▸ **EXERCISE**: Copy all lines holding the word "title" from the entries.

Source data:
↓↓↓
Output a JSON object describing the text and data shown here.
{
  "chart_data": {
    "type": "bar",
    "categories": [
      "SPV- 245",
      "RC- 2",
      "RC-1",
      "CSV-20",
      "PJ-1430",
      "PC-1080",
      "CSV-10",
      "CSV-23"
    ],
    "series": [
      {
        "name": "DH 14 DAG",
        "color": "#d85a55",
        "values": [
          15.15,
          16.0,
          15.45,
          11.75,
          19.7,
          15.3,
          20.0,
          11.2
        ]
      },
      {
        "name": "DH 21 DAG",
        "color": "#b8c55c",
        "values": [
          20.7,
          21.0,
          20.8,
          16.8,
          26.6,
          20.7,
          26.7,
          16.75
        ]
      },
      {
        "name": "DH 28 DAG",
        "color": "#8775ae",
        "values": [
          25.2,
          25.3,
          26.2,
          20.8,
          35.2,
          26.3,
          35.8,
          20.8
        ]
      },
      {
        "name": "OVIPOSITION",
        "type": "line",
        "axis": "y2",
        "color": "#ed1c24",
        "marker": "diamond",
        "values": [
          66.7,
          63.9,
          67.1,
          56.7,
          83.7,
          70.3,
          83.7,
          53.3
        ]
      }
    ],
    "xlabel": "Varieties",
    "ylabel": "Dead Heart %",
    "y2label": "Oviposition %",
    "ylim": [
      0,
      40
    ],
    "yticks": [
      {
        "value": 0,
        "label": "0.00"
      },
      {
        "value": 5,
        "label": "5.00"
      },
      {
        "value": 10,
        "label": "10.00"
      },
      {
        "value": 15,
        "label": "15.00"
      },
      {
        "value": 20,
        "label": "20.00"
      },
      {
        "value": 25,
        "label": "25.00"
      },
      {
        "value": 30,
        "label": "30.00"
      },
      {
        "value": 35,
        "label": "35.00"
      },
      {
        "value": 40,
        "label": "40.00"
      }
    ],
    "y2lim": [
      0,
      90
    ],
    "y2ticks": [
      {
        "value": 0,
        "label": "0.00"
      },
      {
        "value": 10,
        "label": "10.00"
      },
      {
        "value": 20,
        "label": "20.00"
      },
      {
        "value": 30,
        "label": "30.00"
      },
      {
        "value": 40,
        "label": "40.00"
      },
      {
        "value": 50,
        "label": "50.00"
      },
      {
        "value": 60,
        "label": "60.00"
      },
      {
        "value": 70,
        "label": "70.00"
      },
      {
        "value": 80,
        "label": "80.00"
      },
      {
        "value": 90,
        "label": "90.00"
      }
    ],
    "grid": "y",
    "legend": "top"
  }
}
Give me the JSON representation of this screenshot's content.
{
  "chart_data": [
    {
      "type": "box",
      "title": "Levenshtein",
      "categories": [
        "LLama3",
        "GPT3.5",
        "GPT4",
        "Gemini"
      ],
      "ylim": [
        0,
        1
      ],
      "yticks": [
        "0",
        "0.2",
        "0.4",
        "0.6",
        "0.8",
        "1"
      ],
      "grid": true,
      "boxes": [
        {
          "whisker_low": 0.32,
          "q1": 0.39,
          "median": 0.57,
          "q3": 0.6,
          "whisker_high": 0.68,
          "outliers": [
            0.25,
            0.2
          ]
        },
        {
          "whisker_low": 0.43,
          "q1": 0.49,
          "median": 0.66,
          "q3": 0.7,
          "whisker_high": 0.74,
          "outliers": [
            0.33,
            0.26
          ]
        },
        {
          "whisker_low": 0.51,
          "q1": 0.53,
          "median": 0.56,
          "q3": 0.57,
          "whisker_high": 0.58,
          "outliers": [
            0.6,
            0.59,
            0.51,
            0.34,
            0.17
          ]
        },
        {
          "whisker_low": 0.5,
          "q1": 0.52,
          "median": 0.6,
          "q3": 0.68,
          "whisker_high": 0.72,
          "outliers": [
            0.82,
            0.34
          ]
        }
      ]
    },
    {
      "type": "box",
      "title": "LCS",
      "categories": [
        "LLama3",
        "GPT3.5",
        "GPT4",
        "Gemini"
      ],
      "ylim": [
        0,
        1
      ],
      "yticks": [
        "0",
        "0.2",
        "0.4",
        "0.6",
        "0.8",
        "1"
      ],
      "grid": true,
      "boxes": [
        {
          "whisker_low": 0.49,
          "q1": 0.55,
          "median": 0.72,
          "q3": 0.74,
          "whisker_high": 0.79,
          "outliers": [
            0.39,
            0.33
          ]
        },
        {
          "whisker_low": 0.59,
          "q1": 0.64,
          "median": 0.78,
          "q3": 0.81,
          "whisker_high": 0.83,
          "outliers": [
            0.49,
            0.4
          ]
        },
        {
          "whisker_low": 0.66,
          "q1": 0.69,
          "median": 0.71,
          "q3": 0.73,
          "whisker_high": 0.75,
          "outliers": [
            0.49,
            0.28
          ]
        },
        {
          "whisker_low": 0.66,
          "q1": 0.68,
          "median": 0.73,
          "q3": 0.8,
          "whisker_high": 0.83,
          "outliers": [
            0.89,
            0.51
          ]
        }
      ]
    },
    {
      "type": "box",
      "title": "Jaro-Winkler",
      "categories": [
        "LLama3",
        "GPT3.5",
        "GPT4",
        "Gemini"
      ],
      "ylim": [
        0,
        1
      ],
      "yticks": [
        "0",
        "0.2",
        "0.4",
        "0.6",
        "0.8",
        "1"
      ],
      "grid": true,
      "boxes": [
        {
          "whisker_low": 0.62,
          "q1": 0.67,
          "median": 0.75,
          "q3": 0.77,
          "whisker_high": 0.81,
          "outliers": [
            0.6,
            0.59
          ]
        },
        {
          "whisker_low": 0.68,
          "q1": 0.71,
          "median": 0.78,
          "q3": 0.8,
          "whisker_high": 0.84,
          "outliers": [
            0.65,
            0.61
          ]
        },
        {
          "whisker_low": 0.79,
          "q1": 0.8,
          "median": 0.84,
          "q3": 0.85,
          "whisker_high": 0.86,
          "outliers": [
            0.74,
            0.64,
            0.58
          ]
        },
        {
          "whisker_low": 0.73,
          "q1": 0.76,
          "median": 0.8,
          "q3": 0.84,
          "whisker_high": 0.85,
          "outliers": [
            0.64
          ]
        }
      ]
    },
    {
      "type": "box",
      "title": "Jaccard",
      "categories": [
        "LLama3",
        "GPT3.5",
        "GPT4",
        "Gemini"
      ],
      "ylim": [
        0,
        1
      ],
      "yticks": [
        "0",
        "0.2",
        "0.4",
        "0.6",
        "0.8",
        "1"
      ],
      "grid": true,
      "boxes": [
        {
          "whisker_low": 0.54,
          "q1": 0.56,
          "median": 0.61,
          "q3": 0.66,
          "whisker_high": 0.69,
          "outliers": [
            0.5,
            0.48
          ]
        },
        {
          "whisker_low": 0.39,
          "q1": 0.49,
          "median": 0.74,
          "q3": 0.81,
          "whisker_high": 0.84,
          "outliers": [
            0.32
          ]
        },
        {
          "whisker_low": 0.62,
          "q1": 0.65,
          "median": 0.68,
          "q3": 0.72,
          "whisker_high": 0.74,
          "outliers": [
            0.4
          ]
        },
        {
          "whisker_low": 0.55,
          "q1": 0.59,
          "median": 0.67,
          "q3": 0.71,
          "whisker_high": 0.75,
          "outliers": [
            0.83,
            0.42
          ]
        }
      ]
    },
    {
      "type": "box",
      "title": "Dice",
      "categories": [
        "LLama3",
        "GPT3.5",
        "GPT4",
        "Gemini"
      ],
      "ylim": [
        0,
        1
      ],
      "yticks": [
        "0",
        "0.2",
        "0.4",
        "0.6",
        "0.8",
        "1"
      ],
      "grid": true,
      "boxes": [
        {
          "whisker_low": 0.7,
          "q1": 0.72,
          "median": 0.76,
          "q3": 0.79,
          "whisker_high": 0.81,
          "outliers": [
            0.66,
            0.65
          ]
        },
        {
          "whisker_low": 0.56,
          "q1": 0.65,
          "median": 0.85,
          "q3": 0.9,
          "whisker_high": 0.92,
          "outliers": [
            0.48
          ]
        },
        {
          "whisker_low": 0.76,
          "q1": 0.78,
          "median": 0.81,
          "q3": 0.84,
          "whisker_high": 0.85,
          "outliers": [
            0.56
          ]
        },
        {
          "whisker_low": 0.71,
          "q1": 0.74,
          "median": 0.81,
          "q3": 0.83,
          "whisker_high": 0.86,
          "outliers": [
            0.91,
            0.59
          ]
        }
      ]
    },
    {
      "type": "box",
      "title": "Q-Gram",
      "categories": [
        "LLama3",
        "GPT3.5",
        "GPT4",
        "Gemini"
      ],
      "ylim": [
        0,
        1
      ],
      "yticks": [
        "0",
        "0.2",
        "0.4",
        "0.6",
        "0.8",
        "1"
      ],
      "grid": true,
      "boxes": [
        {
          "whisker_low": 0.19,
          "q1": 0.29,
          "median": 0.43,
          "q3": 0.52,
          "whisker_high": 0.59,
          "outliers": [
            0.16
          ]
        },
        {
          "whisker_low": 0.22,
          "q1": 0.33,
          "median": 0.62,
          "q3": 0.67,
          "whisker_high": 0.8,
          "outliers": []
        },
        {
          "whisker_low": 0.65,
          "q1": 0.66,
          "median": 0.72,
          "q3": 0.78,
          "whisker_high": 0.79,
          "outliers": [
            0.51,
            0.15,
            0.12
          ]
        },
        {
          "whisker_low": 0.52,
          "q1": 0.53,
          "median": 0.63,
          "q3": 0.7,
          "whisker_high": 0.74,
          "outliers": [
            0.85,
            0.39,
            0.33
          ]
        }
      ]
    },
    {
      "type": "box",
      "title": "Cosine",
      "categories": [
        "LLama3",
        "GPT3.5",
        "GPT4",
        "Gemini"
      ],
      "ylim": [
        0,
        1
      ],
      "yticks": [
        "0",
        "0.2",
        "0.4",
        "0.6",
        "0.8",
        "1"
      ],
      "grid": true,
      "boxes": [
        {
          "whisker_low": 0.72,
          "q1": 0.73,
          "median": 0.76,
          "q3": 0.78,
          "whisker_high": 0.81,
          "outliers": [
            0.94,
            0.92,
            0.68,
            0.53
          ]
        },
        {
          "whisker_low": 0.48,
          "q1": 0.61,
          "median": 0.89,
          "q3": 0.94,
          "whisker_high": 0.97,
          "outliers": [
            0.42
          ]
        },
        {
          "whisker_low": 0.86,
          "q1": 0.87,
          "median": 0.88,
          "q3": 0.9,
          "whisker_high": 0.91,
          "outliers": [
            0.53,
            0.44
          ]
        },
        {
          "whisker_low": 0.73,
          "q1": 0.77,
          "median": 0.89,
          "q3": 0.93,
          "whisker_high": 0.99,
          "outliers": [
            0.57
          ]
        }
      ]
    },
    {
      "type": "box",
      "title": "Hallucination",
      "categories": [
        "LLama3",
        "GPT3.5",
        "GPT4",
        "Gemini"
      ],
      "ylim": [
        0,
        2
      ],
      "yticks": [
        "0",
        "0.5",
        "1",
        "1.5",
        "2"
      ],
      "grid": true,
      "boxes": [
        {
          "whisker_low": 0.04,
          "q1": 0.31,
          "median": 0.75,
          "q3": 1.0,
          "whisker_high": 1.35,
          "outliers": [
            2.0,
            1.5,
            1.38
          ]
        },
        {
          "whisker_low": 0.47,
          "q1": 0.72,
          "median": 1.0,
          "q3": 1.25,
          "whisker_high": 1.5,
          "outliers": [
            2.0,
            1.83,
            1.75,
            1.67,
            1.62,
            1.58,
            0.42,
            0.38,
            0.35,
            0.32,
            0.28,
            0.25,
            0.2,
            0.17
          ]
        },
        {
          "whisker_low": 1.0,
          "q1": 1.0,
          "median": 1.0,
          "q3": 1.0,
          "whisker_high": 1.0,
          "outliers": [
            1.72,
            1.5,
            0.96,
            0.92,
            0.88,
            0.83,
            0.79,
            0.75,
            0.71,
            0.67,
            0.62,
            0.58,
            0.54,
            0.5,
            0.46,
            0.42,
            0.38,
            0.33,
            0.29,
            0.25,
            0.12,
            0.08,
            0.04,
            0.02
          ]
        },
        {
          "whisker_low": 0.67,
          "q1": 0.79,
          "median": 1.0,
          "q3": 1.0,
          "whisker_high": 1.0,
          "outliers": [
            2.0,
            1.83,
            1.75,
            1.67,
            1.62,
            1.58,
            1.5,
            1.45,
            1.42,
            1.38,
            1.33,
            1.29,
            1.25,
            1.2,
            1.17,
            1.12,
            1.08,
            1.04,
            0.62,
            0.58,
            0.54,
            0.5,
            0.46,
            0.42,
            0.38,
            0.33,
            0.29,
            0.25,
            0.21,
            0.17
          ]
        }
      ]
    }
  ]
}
↑↑↑
▸ **RESPONSE FOR THIS EXERCISE**:
      "title": "Levenshtein",
      "title": "LCS",
      "title": "Jaro-Winkler",
      "title": "Jaccard",
      "title": "Dice",
      "title": "Q-Gram",
      "title": "Cosine",
      "title": "Hallucination",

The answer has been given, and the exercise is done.